__EXERCISE TASK A__
Reproduce the cemetery picnic passage word for word, starting with "There is another" and going on through "a horrifying thought.".

__TEXT SHOWN__
Last week we went to the cemetery for our first picnic, just me and the kids.
Jonathan’s request. He asked to skip preschool to go there and I promised right after we picked him up we could go. That seemed to assuage him and the picnic plan made him really happy. On the drive to school the boys asked questions.. I found myself explaining to my 5 and 3 yr olds that just like they have a bedroom in our home.. sissy has a grave in the cemetery..
The gravity of that sentence made my stomach lurch. . but the boys seemed to relate well to it.
My daughter.. has a grave like they have a bedroom.. a room that was once hers..
There is another little girl buried near our Jennifer. She was almost 2. It was recently her birthday..Happy birthday Emily.15 years they have had to celebrate their baby girls birth without her with them.
15 yrs. It hit me. Baby Charlotte will be driving a car in 15 yrs. .. But Jennifer will still be 6. She will still be gone. Time and life will keep moving but she remains the same .. in a way I can’t even comprehend .. and I remain forever the mom of a 6 yr old. I saw some older people driving through the cemetery and I imagined one day with my hair turned gray.. driving to see my 6 yr old daughter.
I got so scared of time and the future. Of how long a lifetime really might be.. And that although 7 months feels like so long.. I am just in the beginning.. the very beginning of this new life. Thats both a comforting and a horrifying thought.

__EXERCISE TASK B__
Rewrite the listing as a numbered list, starting with the line with "amount-cell: 74 200,0 bbox=[727, 437, 795, 492]" and going on through the line with "amount-cell: 92 500,0 bbox=[727, 426, 795, 438]". Include only those lines and leave out any blank ones.

__STORED DATA__

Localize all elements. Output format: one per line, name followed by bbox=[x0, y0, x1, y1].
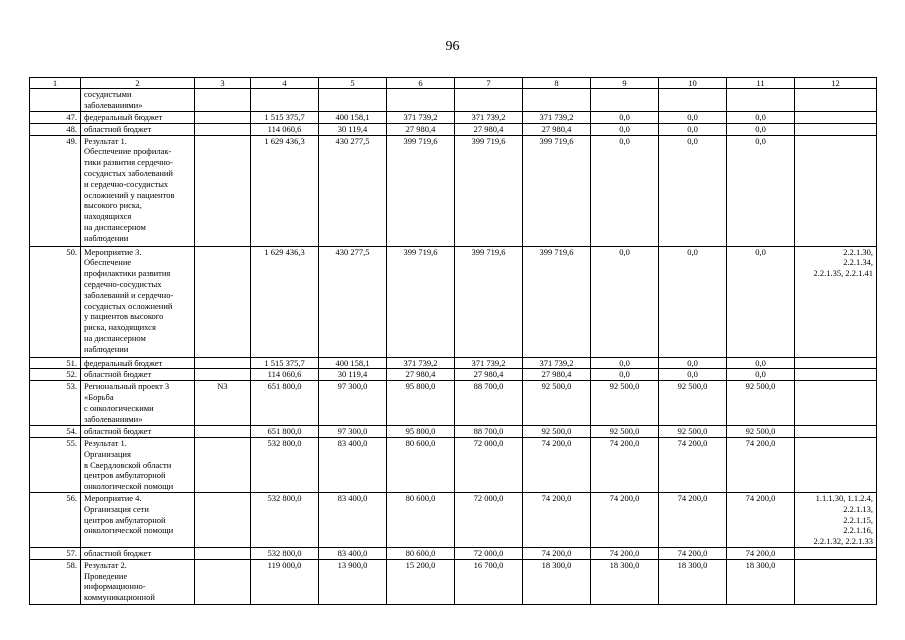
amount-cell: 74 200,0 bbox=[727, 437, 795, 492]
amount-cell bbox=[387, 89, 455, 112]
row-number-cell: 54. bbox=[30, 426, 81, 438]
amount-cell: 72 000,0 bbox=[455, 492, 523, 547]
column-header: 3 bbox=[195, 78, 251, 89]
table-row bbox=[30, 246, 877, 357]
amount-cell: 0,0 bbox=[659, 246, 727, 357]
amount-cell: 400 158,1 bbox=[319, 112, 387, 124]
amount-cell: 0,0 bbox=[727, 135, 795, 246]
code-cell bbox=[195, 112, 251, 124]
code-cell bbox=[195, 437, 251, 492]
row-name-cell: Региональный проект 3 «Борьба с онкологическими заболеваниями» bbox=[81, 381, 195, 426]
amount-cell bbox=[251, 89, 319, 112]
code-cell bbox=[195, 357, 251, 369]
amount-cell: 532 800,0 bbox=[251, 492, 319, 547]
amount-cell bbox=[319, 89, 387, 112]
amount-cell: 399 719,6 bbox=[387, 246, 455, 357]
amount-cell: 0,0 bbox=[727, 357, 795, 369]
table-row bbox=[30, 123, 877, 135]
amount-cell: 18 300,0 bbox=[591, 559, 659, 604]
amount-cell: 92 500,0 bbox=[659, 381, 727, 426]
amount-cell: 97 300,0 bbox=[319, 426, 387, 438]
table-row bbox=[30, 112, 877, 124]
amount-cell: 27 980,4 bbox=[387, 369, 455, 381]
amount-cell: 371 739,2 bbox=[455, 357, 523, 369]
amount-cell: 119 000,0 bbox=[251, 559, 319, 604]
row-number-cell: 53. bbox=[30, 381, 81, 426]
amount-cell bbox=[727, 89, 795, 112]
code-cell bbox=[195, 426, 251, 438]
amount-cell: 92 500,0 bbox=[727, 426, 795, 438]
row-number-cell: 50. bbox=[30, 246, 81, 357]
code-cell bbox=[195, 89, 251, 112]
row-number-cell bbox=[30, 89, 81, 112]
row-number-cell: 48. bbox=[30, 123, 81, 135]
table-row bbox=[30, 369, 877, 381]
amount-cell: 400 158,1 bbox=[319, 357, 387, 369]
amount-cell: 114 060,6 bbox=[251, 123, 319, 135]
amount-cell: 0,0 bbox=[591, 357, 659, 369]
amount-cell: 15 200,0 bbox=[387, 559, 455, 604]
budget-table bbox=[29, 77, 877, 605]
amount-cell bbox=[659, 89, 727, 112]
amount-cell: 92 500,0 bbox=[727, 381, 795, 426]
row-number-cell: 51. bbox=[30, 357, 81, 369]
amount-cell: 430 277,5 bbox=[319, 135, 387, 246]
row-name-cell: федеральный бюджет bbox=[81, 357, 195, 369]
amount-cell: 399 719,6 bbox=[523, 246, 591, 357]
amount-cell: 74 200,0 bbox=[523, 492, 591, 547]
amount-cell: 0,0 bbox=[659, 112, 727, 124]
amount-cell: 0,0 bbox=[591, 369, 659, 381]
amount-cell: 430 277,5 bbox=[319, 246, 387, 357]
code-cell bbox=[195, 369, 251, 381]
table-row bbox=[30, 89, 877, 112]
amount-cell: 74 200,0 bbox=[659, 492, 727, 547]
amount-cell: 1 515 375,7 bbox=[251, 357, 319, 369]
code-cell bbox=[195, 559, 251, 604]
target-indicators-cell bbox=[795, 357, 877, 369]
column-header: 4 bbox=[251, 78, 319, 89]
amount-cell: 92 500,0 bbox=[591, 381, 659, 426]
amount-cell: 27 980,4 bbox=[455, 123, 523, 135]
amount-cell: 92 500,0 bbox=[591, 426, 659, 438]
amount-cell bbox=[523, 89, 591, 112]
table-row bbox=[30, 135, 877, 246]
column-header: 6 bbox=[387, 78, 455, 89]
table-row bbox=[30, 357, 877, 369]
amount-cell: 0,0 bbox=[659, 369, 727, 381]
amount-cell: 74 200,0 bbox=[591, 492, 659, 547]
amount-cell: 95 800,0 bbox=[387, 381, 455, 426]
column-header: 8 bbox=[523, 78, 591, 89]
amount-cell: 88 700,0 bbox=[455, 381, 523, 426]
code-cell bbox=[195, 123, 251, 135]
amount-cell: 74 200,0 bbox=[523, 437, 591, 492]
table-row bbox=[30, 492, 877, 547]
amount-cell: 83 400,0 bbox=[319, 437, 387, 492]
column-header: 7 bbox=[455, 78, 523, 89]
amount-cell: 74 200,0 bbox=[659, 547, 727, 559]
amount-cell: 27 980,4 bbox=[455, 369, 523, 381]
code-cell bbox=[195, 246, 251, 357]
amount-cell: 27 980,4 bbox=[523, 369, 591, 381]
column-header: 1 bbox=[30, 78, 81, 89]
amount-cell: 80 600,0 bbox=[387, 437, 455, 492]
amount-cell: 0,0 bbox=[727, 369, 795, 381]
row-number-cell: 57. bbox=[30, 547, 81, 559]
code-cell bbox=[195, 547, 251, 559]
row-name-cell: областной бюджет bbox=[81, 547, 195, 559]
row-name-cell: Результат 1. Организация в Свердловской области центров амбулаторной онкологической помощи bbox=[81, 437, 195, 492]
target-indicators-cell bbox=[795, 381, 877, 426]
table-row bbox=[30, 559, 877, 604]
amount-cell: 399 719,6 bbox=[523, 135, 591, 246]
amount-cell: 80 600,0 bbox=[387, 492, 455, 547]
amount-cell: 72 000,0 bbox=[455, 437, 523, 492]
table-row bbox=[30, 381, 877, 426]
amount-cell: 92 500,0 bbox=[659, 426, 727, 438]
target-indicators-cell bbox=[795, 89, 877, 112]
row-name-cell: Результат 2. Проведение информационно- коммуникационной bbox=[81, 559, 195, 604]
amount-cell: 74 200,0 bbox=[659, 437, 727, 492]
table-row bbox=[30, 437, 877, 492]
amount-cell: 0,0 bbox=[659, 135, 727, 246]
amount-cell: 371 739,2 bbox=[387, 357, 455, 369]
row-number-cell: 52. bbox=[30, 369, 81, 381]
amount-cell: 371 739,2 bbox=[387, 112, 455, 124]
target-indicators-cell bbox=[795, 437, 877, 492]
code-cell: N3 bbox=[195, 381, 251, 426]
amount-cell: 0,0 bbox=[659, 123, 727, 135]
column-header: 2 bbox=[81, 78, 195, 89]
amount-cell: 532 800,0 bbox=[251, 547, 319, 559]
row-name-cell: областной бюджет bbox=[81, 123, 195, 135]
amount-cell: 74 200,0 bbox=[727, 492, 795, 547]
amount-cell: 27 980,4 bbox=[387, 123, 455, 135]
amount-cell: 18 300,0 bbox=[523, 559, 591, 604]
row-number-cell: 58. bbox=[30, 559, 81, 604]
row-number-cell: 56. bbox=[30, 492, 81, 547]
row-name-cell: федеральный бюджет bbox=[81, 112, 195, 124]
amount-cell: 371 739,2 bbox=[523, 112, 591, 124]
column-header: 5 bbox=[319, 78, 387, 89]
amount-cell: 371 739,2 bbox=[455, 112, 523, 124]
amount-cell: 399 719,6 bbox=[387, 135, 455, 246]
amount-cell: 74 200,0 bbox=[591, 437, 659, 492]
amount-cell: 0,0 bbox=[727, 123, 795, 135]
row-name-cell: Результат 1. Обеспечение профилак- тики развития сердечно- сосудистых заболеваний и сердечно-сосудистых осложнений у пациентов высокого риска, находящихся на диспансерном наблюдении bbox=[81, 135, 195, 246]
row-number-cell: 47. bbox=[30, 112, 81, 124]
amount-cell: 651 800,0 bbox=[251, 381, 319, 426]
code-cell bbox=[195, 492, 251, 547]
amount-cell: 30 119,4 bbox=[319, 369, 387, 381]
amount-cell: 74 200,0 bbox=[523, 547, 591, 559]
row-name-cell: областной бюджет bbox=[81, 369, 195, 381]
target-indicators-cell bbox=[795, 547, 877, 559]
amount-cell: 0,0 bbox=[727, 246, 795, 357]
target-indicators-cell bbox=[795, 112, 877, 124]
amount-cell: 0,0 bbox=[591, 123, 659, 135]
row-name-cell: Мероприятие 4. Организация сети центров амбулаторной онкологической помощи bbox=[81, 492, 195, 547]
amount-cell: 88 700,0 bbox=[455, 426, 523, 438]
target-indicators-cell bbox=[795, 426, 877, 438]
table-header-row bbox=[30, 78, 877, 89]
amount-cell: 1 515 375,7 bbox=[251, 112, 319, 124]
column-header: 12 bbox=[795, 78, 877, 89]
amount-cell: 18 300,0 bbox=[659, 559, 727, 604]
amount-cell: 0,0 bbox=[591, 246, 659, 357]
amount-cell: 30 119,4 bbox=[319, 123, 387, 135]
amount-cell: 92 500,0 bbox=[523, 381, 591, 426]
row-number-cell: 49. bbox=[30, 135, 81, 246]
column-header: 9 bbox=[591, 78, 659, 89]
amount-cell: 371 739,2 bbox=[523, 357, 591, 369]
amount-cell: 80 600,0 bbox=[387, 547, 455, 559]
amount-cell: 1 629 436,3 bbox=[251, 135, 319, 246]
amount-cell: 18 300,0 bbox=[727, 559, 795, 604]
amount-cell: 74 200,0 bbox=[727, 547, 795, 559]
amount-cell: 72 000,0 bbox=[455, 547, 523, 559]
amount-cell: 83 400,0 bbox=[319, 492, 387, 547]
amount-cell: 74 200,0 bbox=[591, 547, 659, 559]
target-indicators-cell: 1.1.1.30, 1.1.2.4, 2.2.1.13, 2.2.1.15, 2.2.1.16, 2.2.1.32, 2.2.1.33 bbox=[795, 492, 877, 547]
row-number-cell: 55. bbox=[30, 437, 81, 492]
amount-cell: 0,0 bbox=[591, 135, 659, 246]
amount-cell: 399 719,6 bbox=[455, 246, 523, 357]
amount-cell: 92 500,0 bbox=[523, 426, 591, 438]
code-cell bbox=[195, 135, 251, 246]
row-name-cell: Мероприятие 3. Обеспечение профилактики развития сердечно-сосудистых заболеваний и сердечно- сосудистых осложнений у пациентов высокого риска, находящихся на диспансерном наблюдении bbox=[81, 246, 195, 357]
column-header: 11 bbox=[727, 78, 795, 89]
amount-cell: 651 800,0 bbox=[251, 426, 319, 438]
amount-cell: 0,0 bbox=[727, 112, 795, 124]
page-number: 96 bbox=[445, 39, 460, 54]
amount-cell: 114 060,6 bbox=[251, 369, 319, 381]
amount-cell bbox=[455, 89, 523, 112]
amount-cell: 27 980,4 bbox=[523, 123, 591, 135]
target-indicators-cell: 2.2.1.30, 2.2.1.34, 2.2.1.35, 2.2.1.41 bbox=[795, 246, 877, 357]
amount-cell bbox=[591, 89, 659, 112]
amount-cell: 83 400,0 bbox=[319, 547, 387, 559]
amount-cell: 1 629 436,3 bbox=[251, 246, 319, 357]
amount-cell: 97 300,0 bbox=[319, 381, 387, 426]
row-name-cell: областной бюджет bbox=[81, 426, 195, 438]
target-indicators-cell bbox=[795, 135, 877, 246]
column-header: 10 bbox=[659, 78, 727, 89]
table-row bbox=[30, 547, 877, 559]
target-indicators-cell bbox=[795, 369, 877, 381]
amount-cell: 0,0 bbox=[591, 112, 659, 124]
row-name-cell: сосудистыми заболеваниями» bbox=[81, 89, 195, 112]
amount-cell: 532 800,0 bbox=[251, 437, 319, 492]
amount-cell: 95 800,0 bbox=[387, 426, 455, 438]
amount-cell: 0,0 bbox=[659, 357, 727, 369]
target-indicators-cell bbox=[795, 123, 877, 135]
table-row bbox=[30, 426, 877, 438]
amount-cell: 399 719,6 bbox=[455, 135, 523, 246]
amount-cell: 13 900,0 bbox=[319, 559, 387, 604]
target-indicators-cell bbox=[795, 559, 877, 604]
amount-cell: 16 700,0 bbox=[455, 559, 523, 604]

__EXERCISE RESULT A__
There is another little girl buried near our Jennifer. She was almost 2. It was recently her birthday..Happy birthday Emily.15 years they have had to celebrate their baby girls birth without her with them.
15 yrs. It hit me. Baby Charlotte will be driving a car in 15 yrs. .. But Jennifer will still be 6. She will still be gone. Time and life will keep moving but she remains the same .. in a way I can’t even comprehend .. and I remain forever the mom of a 6 yr old. I saw some older people driving through the cemetery and I imagined one day with my hair turned gray.. driving to see my 6 yr old daughter.
I got so scared of time and the future. Of how long a lifetime really might be.. And that although 7 months feels like so long.. I am just in the beginning.. the very beginning of this new life. Thats both a comforting and a horrifying thought.

__EXERCISE RESULT B__
1. amount-cell: 74 200,0 bbox=[727, 437, 795, 492]
2. amount-cell bbox=[387, 89, 455, 112]
3. row-number-cell: 54. bbox=[30, 426, 81, 438]
4. amount-cell: 72 000,0 bbox=[455, 492, 523, 547]
5. column-header: 3 bbox=[195, 78, 251, 89]
6. table-row bbox=[30, 246, 877, 357]
7. amount-cell: 0,0 bbox=[659, 246, 727, 357]
8. amount-cell: 400 158,1 bbox=[319, 112, 387, 124]
9. amount-cell: 0,0 bbox=[727, 135, 795, 246]
10. code-cell bbox=[195, 112, 251, 124]
11. code-cell bbox=[195, 437, 251, 492]
12. row-name-cell: Региональный проект 3 «Борьба с онкологическими заболеваниями» bbox=[81, 381, 195, 426]
13. amount-cell bbox=[251, 89, 319, 112]
14. code-cell bbox=[195, 357, 251, 369]
15. amount-cell: 532 800,0 bbox=[251, 492, 319, 547]
16. amount-cell bbox=[319, 89, 387, 112]
17. amount-cell: 399 719,6 bbox=[387, 246, 455, 357]
18. amount-cell: 0,0 bbox=[727, 357, 795, 369]
19. table-row bbox=[30, 123, 877, 135]
20. amount-cell: 18 300,0 bbox=[591, 559, 659, 604]
21. amount-cell: 92 500,0 bbox=[659, 381, 727, 426]
22. amount-cell: 97 300,0 bbox=[319, 426, 387, 438]
23. table-row bbox=[30, 112, 877, 124]
24. amount-cell: 27 980,4 bbox=[387, 369, 455, 381]
25. amount-cell: 371 739,2 bbox=[455, 357, 523, 369]
26. amount-cell: 119 000,0 bbox=[251, 559, 319, 604]
27. row-number-cell: 53. bbox=[30, 381, 81, 426]
28. amount-cell bbox=[727, 89, 795, 112]
29. code-cell bbox=[195, 426, 251, 438]
30. amount-cell: 92 500,0 bbox=[727, 426, 795, 438]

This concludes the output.